**THE REQUEST**
All of the data must be printed exactly; please include every line.

(Stored dataset items)
-*-

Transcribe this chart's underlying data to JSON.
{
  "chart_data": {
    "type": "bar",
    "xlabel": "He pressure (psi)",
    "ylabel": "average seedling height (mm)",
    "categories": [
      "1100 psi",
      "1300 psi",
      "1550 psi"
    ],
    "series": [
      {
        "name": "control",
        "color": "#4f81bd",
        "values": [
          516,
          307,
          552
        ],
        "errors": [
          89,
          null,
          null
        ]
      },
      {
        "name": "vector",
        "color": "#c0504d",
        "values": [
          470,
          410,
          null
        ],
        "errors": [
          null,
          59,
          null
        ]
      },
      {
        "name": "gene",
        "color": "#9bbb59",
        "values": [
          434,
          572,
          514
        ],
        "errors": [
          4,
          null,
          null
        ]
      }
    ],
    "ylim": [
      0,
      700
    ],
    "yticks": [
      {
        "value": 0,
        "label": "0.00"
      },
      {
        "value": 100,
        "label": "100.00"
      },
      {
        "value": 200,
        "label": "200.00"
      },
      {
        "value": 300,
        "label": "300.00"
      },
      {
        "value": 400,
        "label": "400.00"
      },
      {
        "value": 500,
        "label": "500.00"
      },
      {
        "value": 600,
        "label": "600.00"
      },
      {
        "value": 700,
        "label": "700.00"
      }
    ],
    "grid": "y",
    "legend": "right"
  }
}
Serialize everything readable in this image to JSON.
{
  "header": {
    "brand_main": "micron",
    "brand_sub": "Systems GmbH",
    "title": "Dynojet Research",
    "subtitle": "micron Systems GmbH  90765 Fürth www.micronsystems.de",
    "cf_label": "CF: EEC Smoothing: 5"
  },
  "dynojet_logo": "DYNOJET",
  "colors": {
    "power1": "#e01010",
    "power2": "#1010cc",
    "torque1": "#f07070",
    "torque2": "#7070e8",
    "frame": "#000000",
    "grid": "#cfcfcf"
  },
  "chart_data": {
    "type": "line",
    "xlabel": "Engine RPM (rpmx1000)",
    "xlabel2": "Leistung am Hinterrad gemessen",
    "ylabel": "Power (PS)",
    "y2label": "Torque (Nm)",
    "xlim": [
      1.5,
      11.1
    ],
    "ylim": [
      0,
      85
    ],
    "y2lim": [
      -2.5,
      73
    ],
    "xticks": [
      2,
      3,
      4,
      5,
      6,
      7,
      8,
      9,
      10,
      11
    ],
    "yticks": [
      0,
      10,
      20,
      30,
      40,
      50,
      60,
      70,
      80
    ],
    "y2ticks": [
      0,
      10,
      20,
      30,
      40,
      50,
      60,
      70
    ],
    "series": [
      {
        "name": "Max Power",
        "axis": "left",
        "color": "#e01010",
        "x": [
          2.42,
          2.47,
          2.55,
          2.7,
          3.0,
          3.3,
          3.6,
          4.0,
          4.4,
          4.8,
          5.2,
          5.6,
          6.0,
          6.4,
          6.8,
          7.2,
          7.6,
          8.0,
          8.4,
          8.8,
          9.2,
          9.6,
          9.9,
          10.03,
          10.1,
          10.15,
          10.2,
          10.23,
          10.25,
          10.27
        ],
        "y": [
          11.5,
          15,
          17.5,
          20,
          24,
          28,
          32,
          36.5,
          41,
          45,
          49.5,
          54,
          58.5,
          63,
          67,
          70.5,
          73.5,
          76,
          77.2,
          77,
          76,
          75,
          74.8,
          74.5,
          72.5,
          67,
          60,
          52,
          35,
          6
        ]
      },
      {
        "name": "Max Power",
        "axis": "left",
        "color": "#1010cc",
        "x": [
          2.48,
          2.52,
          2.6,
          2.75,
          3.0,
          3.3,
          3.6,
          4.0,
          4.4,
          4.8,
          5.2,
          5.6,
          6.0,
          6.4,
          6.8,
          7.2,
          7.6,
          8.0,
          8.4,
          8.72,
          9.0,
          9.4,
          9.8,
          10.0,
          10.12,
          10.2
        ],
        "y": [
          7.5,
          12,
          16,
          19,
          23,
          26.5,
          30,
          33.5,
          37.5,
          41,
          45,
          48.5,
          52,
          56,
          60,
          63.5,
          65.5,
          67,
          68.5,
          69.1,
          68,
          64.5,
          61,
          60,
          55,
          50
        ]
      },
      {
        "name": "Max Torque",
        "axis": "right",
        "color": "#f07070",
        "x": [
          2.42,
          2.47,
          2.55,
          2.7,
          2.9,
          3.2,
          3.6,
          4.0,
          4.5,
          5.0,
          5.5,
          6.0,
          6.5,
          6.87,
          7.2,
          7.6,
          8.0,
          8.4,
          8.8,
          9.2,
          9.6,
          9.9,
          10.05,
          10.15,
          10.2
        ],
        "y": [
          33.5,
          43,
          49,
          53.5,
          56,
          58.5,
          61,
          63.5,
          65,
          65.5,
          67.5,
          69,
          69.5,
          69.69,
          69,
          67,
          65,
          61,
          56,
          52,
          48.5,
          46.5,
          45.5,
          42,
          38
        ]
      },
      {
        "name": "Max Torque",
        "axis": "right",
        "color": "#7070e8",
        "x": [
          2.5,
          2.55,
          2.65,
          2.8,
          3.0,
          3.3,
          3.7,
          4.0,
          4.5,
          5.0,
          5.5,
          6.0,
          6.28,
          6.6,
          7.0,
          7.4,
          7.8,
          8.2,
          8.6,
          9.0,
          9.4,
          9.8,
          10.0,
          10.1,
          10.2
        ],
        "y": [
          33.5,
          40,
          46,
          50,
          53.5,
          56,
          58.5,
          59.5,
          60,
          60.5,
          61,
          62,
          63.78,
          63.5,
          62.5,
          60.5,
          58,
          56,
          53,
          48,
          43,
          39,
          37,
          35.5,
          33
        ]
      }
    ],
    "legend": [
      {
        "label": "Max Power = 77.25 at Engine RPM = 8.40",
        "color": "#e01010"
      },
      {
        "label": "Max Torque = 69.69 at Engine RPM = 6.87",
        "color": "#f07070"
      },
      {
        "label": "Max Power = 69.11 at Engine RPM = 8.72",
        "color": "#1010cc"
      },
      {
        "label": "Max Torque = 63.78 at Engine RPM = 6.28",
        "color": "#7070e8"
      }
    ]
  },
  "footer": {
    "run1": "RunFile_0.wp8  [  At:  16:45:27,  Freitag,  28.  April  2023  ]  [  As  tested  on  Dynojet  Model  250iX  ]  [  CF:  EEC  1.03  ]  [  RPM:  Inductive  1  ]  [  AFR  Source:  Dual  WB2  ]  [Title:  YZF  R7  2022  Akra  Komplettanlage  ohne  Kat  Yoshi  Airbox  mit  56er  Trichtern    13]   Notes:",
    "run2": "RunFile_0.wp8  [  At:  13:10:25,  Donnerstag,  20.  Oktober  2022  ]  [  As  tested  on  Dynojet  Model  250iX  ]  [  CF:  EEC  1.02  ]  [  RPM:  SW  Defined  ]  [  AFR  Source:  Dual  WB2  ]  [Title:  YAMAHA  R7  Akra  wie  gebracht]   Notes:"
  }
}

-*-

**SOLUTION TO THE EXERCISE**
Transcribe this chart's underlying data to JSON.
{
  "chart_data": {
    "type": "bar",
    "xlabel": "He pressure (psi)",
    "ylabel": "average seedling height (mm)",
    "categories": [
      "1100 psi",
      "1300 psi",
      "1550 psi"
    ],
    "series": [
      {
        "name": "control",
        "color": "#4f81bd",
        "values": [
          516,
          307,
          552
        ],
        "errors": [
          89,
          null,
          null
        ]
      },
      {
        "name": "vector",
        "color": "#c0504d",
        "values": [
          470,
          410,
          null
        ],
        "errors": [
          null,
          59,
          null
        ]
      },
      {
        "name": "gene",
        "color": "#9bbb59",
        "values": [
          434,
          572,
          514
        ],
        "errors": [
          4,
          null,
          null
        ]
      }
    ],
    "ylim": [
      0,
      700
    ],
    "yticks": [
      {
        "value": 0,
        "label": "0.00"
      },
      {
        "value": 100,
        "label": "100.00"
      },
      {
        "value": 200,
        "label": "200.00"
      },
      {
        "value": 300,
        "label": "300.00"
      },
      {
        "value": 400,
        "label": "400.00"
      },
      {
        "value": 500,
        "label": "500.00"
      },
      {
        "value": 600,
        "label": "600.00"
      },
      {
        "value": 700,
        "label": "700.00"
      }
    ],
    "grid": "y",
    "legend": "right"
  }
}
Serialize everything readable in this image to JSON.
{
  "header": {
    "brand_main": "micron",
    "brand_sub": "Systems GmbH",
    "title": "Dynojet Research",
    "subtitle": "micron Systems GmbH  90765 Fürth www.micronsystems.de",
    "cf_label": "CF: EEC Smoothing: 5"
  },
  "dynojet_logo": "DYNOJET",
  "colors": {
    "power1": "#e01010",
    "power2": "#1010cc",
    "torque1": "#f07070",
    "torque2": "#7070e8",
    "frame": "#000000",
    "grid": "#cfcfcf"
  },
  "chart_data": {
    "type": "line",
    "xlabel": "Engine RPM (rpmx1000)",
    "xlabel2": "Leistung am Hinterrad gemessen",
    "ylabel": "Power (PS)",
    "y2label": "Torque (Nm)",
    "xlim": [
      1.5,
      11.1
    ],
    "ylim": [
      0,
      85
    ],
    "y2lim": [
      -2.5,
      73
    ],
    "xticks": [
      2,
      3,
      4,
      5,
      6,
      7,
      8,
      9,
      10,
      11
    ],
    "yticks": [
      0,
      10,
      20,
      30,
      40,
      50,
      60,
      70,
      80
    ],
    "y2ticks": [
      0,
      10,
      20,
      30,
      40,
      50,
      60,
      70
    ],
    "series": [
      {
        "name": "Max Power",
        "axis": "left",
        "color": "#e01010",
        "x": [
          2.42,
          2.47,
          2.55,
          2.7,
          3.0,
          3.3,
          3.6,
          4.0,
          4.4,
          4.8,
          5.2,
          5.6,
          6.0,
          6.4,
          6.8,
          7.2,
          7.6,
          8.0,
          8.4,
          8.8,
          9.2,
          9.6,
          9.9,
          10.03,
          10.1,
          10.15,
          10.2,
          10.23,
          10.25,
          10.27
        ],
        "y": [
          11.5,
          15,
          17.5,
          20,
          24,
          28,
          32,
          36.5,
          41,
          45,
          49.5,
          54,
          58.5,
          63,
          67,
          70.5,
          73.5,
          76,
          77.2,
          77,
          76,
          75,
          74.8,
          74.5,
          72.5,
          67,
          60,
          52,
          35,
          6
        ]
      },
      {
        "name": "Max Power",
        "axis": "left",
        "color": "#1010cc",
        "x": [
          2.48,
          2.52,
          2.6,
          2.75,
          3.0,
          3.3,
          3.6,
          4.0,
          4.4,
          4.8,
          5.2,
          5.6,
          6.0,
          6.4,
          6.8,
          7.2,
          7.6,
          8.0,
          8.4,
          8.72,
          9.0,
          9.4,
          9.8,
          10.0,
          10.12,
          10.2
        ],
        "y": [
          7.5,
          12,
          16,
          19,
          23,
          26.5,
          30,
          33.5,
          37.5,
          41,
          45,
          48.5,
          52,
          56,
          60,
          63.5,
          65.5,
          67,
          68.5,
          69.1,
          68,
          64.5,
          61,
          60,
          55,
          50
        ]
      },
      {
        "name": "Max Torque",
        "axis": "right",
        "color": "#f07070",
        "x": [
          2.42,
          2.47,
          2.55,
          2.7,
          2.9,
          3.2,
          3.6,
          4.0,
          4.5,
          5.0,
          5.5,
          6.0,
          6.5,
          6.87,
          7.2,
          7.6,
          8.0,
          8.4,
          8.8,
          9.2,
          9.6,
          9.9,
          10.05,
          10.15,
          10.2
        ],
        "y": [
          33.5,
          43,
          49,
          53.5,
          56,
          58.5,
          61,
          63.5,
          65,
          65.5,
          67.5,
          69,
          69.5,
          69.69,
          69,
          67,
          65,
          61,
          56,
          52,
          48.5,
          46.5,
          45.5,
          42,
          38
        ]
      },
      {
        "name": "Max Torque",
        "axis": "right",
        "color": "#7070e8",
        "x": [
          2.5,
          2.55,
          2.65,
          2.8,
          3.0,
          3.3,
          3.7,
          4.0,
          4.5,
          5.0,
          5.5,
          6.0,
          6.28,
          6.6,
          7.0,
          7.4,
          7.8,
          8.2,
          8.6,
          9.0,
          9.4,
          9.8,
          10.0,
          10.1,
          10.2
        ],
        "y": [
          33.5,
          40,
          46,
          50,
          53.5,
          56,
          58.5,
          59.5,
          60,
          60.5,
          61,
          62,
          63.78,
          63.5,
          62.5,
          60.5,
          58,
          56,
          53,
          48,
          43,
          39,
          37,
          35.5,
          33
        ]
      }
    ],
    "legend": [
      {
        "label": "Max Power = 77.25 at Engine RPM = 8.40",
        "color": "#e01010"
      },
      {
        "label": "Max Torque = 69.69 at Engine RPM = 6.87",
        "color": "#f07070"
      },
      {
        "label": "Max Power = 69.11 at Engine RPM = 8.72",
        "color": "#1010cc"
      },
      {
        "label": "Max Torque = 63.78 at Engine RPM = 6.28",
        "color": "#7070e8"
      }
    ]
  },
  "footer": {
    "run1": "RunFile_0.wp8  [  At:  16:45:27,  Freitag,  28.  April  2023  ]  [  As  tested  on  Dynojet  Model  250iX  ]  [  CF:  EEC  1.03  ]  [  RPM:  Inductive  1  ]  [  AFR  Source:  Dual  WB2  ]  [Title:  YZF  R7  2022  Akra  Komplettanlage  ohne  Kat  Yoshi  Airbox  mit  56er  Trichtern    13]   Notes:",
    "run2": "RunFile_0.wp8  [  At:  13:10:25,  Donnerstag,  20.  Oktober  2022  ]  [  As  tested  on  Dynojet  Model  250iX  ]  [  CF:  EEC  1.02  ]  [  RPM:  SW  Defined  ]  [  AFR  Source:  Dual  WB2  ]  [Title:  YAMAHA  R7  Akra  wie  gebracht]   Notes:"
  }
}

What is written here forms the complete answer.